## Written exercise:
Copy out each line that mentions the word "title".
>> Begin
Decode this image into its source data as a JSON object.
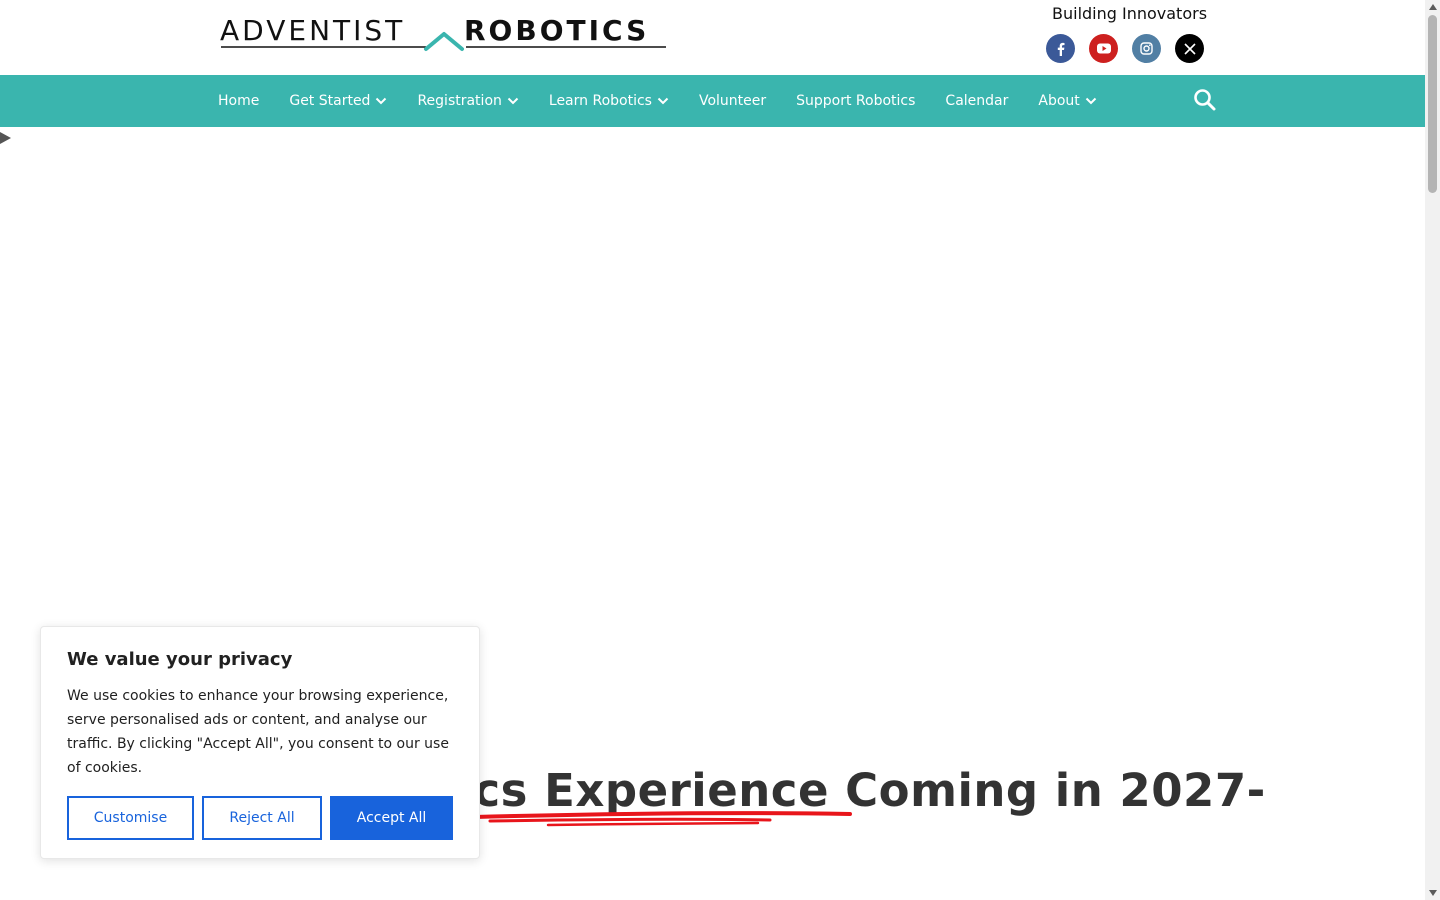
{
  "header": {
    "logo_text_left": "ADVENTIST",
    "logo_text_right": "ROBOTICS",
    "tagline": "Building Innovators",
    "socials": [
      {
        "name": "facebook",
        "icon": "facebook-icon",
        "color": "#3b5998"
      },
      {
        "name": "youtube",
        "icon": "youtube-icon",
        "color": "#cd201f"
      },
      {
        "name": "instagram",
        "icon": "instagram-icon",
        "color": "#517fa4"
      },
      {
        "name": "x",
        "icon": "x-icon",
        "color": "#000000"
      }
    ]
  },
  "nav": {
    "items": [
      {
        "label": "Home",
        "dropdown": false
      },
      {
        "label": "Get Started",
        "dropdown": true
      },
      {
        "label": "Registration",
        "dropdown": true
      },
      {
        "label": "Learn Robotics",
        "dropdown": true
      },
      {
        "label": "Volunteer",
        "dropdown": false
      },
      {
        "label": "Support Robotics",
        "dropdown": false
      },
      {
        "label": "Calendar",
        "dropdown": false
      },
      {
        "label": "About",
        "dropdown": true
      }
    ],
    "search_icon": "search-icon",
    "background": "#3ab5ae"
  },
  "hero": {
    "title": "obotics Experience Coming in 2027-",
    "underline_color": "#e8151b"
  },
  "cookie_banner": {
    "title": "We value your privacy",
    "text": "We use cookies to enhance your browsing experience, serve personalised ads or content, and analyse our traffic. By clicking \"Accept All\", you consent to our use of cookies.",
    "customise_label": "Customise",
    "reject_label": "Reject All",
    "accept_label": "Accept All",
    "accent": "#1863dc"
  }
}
>> End
>> Begin
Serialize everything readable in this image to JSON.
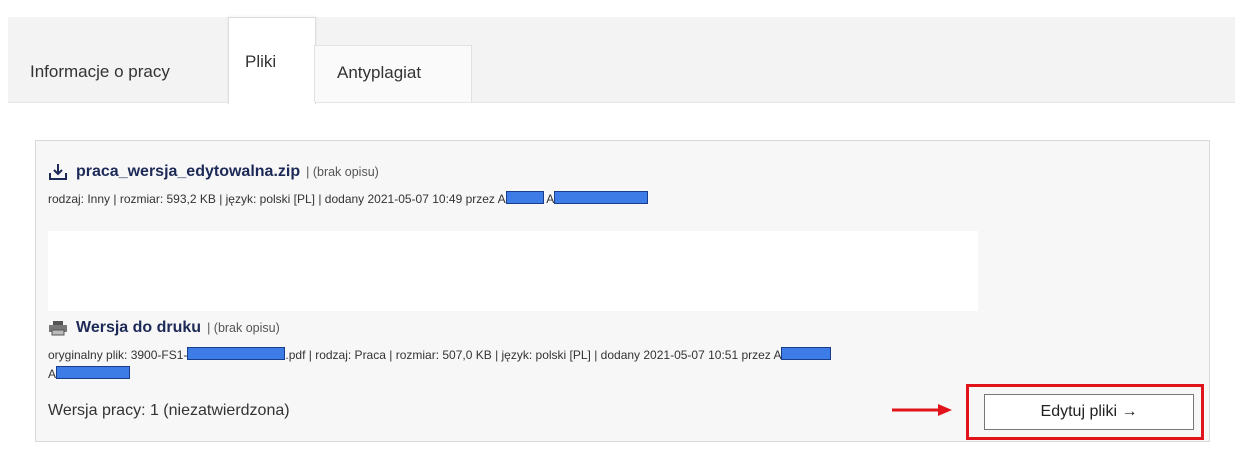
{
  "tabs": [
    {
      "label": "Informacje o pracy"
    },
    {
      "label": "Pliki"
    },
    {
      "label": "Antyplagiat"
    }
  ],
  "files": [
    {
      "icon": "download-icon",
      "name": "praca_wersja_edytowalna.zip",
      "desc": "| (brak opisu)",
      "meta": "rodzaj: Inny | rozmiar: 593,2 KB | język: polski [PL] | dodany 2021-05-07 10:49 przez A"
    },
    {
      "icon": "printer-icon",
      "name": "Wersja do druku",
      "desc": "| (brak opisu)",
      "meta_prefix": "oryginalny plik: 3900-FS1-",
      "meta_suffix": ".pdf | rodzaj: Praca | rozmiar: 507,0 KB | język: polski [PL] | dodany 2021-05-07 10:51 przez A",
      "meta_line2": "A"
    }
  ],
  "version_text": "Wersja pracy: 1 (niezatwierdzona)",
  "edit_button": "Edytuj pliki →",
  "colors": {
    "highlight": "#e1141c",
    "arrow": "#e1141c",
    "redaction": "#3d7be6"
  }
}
>> End
## Result of the exercise:
    "title": "obotics Experience Coming in 2027-",
    "title": "We value your privacy",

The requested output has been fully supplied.